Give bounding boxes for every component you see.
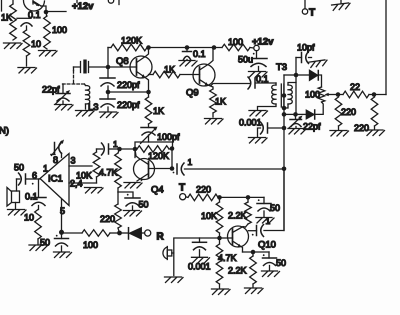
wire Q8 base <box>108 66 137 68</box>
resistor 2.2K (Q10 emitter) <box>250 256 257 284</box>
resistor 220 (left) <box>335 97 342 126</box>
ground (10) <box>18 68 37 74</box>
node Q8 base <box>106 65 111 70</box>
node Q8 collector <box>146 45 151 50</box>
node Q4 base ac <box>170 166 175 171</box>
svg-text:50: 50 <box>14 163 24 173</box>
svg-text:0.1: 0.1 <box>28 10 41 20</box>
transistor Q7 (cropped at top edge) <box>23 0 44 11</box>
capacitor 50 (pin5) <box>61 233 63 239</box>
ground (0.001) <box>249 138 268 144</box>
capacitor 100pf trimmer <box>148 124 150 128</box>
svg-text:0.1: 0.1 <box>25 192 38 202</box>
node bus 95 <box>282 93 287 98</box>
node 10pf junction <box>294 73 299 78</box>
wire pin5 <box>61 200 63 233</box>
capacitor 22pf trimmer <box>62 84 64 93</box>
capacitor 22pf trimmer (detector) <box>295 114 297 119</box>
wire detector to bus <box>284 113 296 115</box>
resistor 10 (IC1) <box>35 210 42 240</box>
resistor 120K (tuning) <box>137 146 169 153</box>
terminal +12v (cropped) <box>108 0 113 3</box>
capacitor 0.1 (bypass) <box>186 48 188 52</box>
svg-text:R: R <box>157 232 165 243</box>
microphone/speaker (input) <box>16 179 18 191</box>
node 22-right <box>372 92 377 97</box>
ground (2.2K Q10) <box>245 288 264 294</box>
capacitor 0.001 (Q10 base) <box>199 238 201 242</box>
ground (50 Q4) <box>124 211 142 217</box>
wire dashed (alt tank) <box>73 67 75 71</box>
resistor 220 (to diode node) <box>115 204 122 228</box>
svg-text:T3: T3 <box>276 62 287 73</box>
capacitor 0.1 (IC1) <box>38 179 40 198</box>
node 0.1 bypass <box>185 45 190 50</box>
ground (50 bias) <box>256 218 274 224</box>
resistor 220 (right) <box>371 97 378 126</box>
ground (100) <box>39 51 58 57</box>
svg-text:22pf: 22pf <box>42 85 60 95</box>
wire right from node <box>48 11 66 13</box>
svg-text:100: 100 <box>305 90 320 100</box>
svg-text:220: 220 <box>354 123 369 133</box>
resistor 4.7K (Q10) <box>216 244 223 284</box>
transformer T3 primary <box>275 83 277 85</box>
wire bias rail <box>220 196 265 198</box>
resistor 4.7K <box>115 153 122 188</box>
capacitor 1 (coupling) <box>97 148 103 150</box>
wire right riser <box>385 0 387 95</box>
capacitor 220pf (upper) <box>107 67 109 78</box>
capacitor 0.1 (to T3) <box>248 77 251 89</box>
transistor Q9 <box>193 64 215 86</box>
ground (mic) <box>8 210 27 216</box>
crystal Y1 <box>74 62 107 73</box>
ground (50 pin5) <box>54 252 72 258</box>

_PROMPT_
Rewrite every line of the entries above, substituting "variable" for "trimmer" and changing nothing else. Leave the pictures out.

_EXERCISE OUTPUT_
Give bounding boxes for every component you see.
wire Q8 base <box>108 66 137 68</box>
resistor 2.2K (Q10 emitter) <box>250 256 257 284</box>
resistor 220 (left) <box>335 97 342 126</box>
ground (10) <box>18 68 37 74</box>
node Q8 base <box>106 65 111 70</box>
node Q8 collector <box>146 45 151 50</box>
node Q4 base ac <box>170 166 175 171</box>
svg-text:50: 50 <box>14 163 24 173</box>
svg-text:0.1: 0.1 <box>28 10 41 20</box>
transistor Q7 (cropped at top edge) <box>23 0 44 11</box>
capacitor 50 (pin5) <box>61 233 63 239</box>
ground (0.001) <box>249 138 268 144</box>
capacitor 100pf variable <box>148 124 150 128</box>
svg-text:0.1: 0.1 <box>25 192 38 202</box>
node bus 95 <box>282 93 287 98</box>
node 10pf junction <box>294 73 299 78</box>
wire pin5 <box>61 200 63 233</box>
capacitor 22pf variable <box>62 84 64 93</box>
capacitor 22pf variable (detector) <box>295 114 297 119</box>
wire detector to bus <box>284 113 296 115</box>
resistor 10 (IC1) <box>35 210 42 240</box>
resistor 120K (tuning) <box>137 146 169 153</box>
terminal +12v (cropped) <box>108 0 113 3</box>
capacitor 0.1 (bypass) <box>186 48 188 52</box>
svg-text:R: R <box>157 232 165 243</box>
microphone/speaker (input) <box>16 179 18 191</box>
node 22-right <box>372 92 377 97</box>
ground (2.2K Q10) <box>245 288 264 294</box>
capacitor 0.001 (Q10 base) <box>199 238 201 242</box>
ground (50 Q4) <box>124 211 142 217</box>
wire dashed (alt tank) <box>73 67 75 71</box>
resistor 220 (to diode node) <box>115 204 122 228</box>
svg-text:T3: T3 <box>276 62 287 73</box>
capacitor 0.1 (IC1) <box>38 179 40 198</box>
node 0.1 bypass <box>185 45 190 50</box>
ground (50 bias) <box>256 218 274 224</box>
resistor 220 (right) <box>371 97 378 126</box>
ground (100) <box>39 51 58 57</box>
svg-text:22pf: 22pf <box>42 85 60 95</box>
wire right from node <box>48 11 66 13</box>
svg-text:100: 100 <box>305 90 320 100</box>
svg-text:220: 220 <box>354 123 369 133</box>
resistor 4.7K (Q10) <box>216 244 223 284</box>
transformer T3 primary <box>275 83 277 85</box>
wire bias rail <box>220 196 265 198</box>
resistor 4.7K <box>115 153 122 188</box>
capacitor 1 (coupling) <box>97 148 103 150</box>
wire right riser <box>385 0 387 95</box>
capacitor 220pf (upper) <box>107 67 109 78</box>
capacitor 0.1 (to T3) <box>248 77 251 89</box>
transistor Q9 <box>193 64 215 86</box>
ground (mic) <box>8 210 27 216</box>
crystal Y1 <box>74 62 107 73</box>
ground (50 pin5) <box>54 252 72 258</box>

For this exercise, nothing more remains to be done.